◆ **Problem requirements**
Set down every one of the lines below verbatim, changing nothing.

Stored data entries:
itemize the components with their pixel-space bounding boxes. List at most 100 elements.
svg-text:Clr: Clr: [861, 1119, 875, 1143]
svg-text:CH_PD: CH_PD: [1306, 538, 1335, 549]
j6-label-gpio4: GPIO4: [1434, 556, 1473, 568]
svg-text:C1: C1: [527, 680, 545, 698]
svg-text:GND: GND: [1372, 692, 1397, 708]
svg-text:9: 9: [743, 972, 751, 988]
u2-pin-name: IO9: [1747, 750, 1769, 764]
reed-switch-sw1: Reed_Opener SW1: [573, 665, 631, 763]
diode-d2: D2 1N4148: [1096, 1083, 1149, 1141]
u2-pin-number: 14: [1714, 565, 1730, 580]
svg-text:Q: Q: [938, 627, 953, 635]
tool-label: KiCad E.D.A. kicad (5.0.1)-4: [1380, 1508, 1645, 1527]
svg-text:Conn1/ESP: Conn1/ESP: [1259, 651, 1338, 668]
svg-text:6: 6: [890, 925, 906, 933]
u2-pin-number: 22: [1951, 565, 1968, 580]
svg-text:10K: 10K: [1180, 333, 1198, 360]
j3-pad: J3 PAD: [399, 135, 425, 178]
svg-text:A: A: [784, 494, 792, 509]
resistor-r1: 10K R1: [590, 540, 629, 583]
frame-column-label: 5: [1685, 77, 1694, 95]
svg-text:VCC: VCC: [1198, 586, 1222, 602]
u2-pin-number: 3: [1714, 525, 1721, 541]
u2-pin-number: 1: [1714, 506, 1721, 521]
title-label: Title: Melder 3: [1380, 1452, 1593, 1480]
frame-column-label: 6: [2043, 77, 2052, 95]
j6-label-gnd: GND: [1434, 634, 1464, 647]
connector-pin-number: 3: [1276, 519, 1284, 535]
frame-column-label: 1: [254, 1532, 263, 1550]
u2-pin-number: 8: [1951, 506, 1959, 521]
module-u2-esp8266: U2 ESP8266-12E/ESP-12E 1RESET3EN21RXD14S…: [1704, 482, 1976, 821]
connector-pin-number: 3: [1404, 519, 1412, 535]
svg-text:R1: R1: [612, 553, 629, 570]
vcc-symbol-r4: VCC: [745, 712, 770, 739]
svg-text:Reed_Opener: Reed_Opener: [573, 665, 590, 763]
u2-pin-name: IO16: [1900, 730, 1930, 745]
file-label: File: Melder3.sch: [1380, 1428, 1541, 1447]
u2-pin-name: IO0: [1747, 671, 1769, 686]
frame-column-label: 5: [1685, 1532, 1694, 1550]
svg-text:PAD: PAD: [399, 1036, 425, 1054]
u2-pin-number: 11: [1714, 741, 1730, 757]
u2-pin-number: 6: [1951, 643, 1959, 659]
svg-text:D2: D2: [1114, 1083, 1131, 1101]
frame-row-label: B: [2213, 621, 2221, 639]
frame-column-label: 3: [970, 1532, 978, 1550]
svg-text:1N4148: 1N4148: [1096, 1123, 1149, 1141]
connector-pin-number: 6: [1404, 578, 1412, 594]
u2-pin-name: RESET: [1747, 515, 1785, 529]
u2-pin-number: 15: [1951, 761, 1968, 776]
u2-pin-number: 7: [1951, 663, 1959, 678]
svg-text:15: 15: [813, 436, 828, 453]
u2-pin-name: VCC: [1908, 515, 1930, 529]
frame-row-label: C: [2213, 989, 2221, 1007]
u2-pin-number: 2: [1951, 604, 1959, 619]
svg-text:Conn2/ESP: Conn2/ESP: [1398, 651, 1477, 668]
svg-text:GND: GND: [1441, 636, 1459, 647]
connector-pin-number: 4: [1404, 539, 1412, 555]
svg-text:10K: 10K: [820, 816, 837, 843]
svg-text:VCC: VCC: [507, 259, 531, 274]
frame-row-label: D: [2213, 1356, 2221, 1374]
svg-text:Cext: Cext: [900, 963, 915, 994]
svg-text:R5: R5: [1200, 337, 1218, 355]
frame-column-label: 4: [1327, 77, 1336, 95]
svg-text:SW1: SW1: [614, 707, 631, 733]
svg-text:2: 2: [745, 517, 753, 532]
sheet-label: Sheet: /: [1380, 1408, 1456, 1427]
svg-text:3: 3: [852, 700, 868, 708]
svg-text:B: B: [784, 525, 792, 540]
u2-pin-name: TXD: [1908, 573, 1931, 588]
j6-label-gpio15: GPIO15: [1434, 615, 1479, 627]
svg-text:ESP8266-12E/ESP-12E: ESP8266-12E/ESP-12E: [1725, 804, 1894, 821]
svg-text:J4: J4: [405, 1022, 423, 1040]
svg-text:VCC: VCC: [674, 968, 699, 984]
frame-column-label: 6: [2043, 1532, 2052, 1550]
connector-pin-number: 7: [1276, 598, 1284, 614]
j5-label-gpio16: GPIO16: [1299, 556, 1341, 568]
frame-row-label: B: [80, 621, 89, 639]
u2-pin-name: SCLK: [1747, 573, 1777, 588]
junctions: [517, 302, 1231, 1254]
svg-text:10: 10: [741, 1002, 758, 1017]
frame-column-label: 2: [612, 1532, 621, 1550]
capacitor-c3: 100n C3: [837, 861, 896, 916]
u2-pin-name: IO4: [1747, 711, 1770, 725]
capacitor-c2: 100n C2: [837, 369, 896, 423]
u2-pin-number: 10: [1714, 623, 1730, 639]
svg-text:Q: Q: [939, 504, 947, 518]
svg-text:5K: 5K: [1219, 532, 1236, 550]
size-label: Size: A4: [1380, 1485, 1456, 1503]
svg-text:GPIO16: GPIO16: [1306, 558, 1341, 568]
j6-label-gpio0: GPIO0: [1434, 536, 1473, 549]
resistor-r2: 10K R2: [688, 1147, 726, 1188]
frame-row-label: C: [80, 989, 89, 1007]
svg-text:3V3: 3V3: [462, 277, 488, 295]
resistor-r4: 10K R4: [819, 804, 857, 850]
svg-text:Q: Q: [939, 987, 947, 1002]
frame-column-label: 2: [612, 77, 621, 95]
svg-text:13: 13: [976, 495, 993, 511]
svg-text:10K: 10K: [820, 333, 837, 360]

◆ **Output for this task**
itemize the components with their pixel-space bounding boxes. List at most 100 elements.
svg-text:Clr: Clr: [861, 1119, 875, 1143]
svg-text:CH_PD: CH_PD: [1306, 538, 1335, 549]
j6-label-gpio4: GPIO4: [1434, 556, 1473, 568]
svg-text:C1: C1: [527, 680, 545, 698]
svg-text:GND: GND: [1372, 692, 1397, 708]
svg-text:9: 9: [743, 972, 751, 988]
u2-pin-name: IO9: [1747, 750, 1769, 764]
reed-switch-sw1: Reed_Opener SW1: [573, 665, 631, 763]
diode-d2: D2 1N4148: [1096, 1083, 1149, 1141]
u2-pin-number: 14: [1714, 565, 1730, 580]
svg-text:Q: Q: [938, 627, 953, 635]
tool-label: KiCad E.D.A. kicad (5.0.1)-4: [1380, 1508, 1645, 1527]
svg-text:Conn1/ESP: Conn1/ESP: [1259, 651, 1338, 668]
svg-text:6: 6: [890, 925, 906, 933]
u2-pin-number: 22: [1951, 565, 1968, 580]
svg-text:10K: 10K: [1180, 333, 1198, 360]
j3-pad: J3 PAD: [399, 135, 425, 178]
svg-text:A: A: [784, 494, 792, 509]
resistor-r1: 10K R1: [590, 540, 629, 583]
frame-column-label: 5: [1685, 77, 1694, 95]
svg-text:VCC: VCC: [1198, 586, 1222, 602]
u2-pin-number: 3: [1714, 525, 1721, 541]
u2-pin-number: 1: [1714, 506, 1721, 521]
title-label: Title: Melder 3: [1380, 1452, 1593, 1480]
frame-column-label: 6: [2043, 77, 2052, 95]
j6-label-gnd: GND: [1434, 634, 1464, 647]
connector-pin-number: 3: [1276, 519, 1284, 535]
frame-column-label: 1: [254, 1532, 263, 1550]
u2-pin-number: 8: [1951, 506, 1959, 521]
module-u2-esp8266: U2 ESP8266-12E/ESP-12E 1RESET3EN21RXD14S…: [1704, 482, 1976, 821]
connector-pin-number: 3: [1404, 519, 1412, 535]
svg-text:R1: R1: [612, 553, 629, 570]
vcc-symbol-r4: VCC: [745, 712, 770, 739]
svg-text:Reed_Opener: Reed_Opener: [573, 665, 590, 763]
u2-pin-name: IO16: [1900, 730, 1930, 745]
file-label: File: Melder3.sch: [1380, 1428, 1541, 1447]
u2-pin-name: IO0: [1747, 671, 1769, 686]
frame-column-label: 5: [1685, 1532, 1694, 1550]
svg-text:PAD: PAD: [399, 1036, 425, 1054]
u2-pin-number: 11: [1714, 741, 1730, 757]
u2-pin-number: 6: [1951, 643, 1959, 659]
svg-text:D2: D2: [1114, 1083, 1131, 1101]
frame-row-label: B: [2213, 621, 2221, 639]
frame-column-label: 3: [970, 1532, 978, 1550]
svg-text:1N4148: 1N4148: [1096, 1123, 1149, 1141]
connector-pin-number: 6: [1404, 578, 1412, 594]
u2-pin-name: RESET: [1747, 515, 1785, 529]
u2-pin-number: 15: [1951, 761, 1968, 776]
u2-pin-number: 7: [1951, 663, 1959, 678]
svg-text:15: 15: [813, 436, 828, 453]
u2-pin-name: VCC: [1908, 515, 1930, 529]
frame-row-label: C: [2213, 989, 2221, 1007]
u2-pin-number: 2: [1951, 604, 1959, 619]
svg-text:Conn2/ESP: Conn2/ESP: [1398, 651, 1477, 668]
svg-text:GND: GND: [1441, 636, 1459, 647]
connector-pin-number: 4: [1404, 539, 1412, 555]
svg-text:10K: 10K: [820, 816, 837, 843]
svg-text:VCC: VCC: [507, 259, 531, 274]
frame-row-label: D: [2213, 1356, 2221, 1374]
svg-text:Cext: Cext: [900, 963, 915, 994]
svg-text:R5: R5: [1200, 337, 1218, 355]
frame-column-label: 4: [1327, 77, 1336, 95]
svg-text:SW1: SW1: [614, 707, 631, 733]
svg-text:2: 2: [745, 517, 753, 532]
sheet-label: Sheet: /: [1380, 1408, 1456, 1427]
svg-text:3: 3: [852, 700, 868, 708]
svg-text:B: B: [784, 525, 792, 540]
u2-pin-name: TXD: [1908, 573, 1931, 588]
j6-label-gpio15: GPIO15: [1434, 615, 1479, 627]
svg-text:ESP8266-12E/ESP-12E: ESP8266-12E/ESP-12E: [1725, 804, 1894, 821]
svg-text:J4: J4: [405, 1022, 423, 1040]
svg-text:VCC: VCC: [674, 968, 699, 984]
frame-column-label: 6: [2043, 1532, 2052, 1550]
connector-pin-number: 7: [1276, 598, 1284, 614]
j5-label-gpio16: GPIO16: [1299, 556, 1341, 568]
frame-row-label: B: [80, 621, 89, 639]
u2-pin-name: SCLK: [1747, 573, 1777, 588]
junctions: [517, 302, 1231, 1254]
svg-text:10: 10: [741, 1002, 758, 1017]
frame-column-label: 2: [612, 1532, 621, 1550]
capacitor-c3: 100n C3: [837, 861, 896, 916]
u2-pin-name: IO4: [1747, 711, 1770, 725]
capacitor-c2: 100n C2: [837, 369, 896, 423]
u2-pin-number: 10: [1714, 623, 1730, 639]
svg-text:Q: Q: [939, 504, 947, 518]
svg-text:5K: 5K: [1219, 532, 1236, 550]
size-label: Size: A4: [1380, 1485, 1456, 1503]
svg-text:GPIO16: GPIO16: [1306, 558, 1341, 568]
j6-label-gpio0: GPIO0: [1434, 536, 1473, 549]
resistor-r2: 10K R2: [688, 1147, 726, 1188]
frame-row-label: C: [80, 989, 89, 1007]
svg-text:3V3: 3V3: [462, 277, 488, 295]
resistor-r4: 10K R4: [819, 804, 857, 850]
svg-text:Q: Q: [939, 987, 947, 1002]
frame-column-label: 2: [612, 77, 621, 95]
svg-text:13: 13: [976, 495, 993, 511]
svg-text:10K: 10K: [820, 333, 837, 360]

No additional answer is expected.